The exercise: Collect every line that includes the string "объемно".

Saved entries
───

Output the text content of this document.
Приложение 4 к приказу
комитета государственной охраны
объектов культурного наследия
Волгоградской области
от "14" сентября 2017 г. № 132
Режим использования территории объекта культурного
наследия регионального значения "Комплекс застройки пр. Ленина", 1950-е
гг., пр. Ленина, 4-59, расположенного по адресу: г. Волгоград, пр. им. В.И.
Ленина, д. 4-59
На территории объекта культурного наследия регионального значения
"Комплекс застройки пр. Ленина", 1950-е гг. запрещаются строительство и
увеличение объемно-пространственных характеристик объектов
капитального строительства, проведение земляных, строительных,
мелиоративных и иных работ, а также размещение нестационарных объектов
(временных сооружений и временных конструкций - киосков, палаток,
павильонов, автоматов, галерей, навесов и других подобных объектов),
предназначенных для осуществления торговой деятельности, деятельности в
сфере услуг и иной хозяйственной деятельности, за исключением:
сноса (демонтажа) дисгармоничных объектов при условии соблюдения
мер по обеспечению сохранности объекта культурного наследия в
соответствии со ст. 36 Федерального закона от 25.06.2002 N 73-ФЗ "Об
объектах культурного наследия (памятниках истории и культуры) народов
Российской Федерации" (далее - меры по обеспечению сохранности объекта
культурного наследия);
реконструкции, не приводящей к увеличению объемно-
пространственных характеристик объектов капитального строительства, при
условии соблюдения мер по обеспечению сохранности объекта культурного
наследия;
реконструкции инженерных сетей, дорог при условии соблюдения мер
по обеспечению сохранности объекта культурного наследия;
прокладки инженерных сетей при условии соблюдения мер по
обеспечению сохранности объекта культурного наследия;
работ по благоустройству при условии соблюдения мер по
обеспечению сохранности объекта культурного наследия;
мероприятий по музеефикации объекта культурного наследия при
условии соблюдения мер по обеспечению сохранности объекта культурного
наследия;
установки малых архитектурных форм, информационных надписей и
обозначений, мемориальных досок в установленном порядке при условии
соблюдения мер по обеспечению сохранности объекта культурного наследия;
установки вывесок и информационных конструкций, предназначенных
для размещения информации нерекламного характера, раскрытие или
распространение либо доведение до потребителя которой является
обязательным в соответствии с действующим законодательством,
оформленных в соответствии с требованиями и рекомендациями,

───

Correct answer:
увеличение объемно-пространственных характеристик объектов
реконструкции, не приводящей к увеличению объемно-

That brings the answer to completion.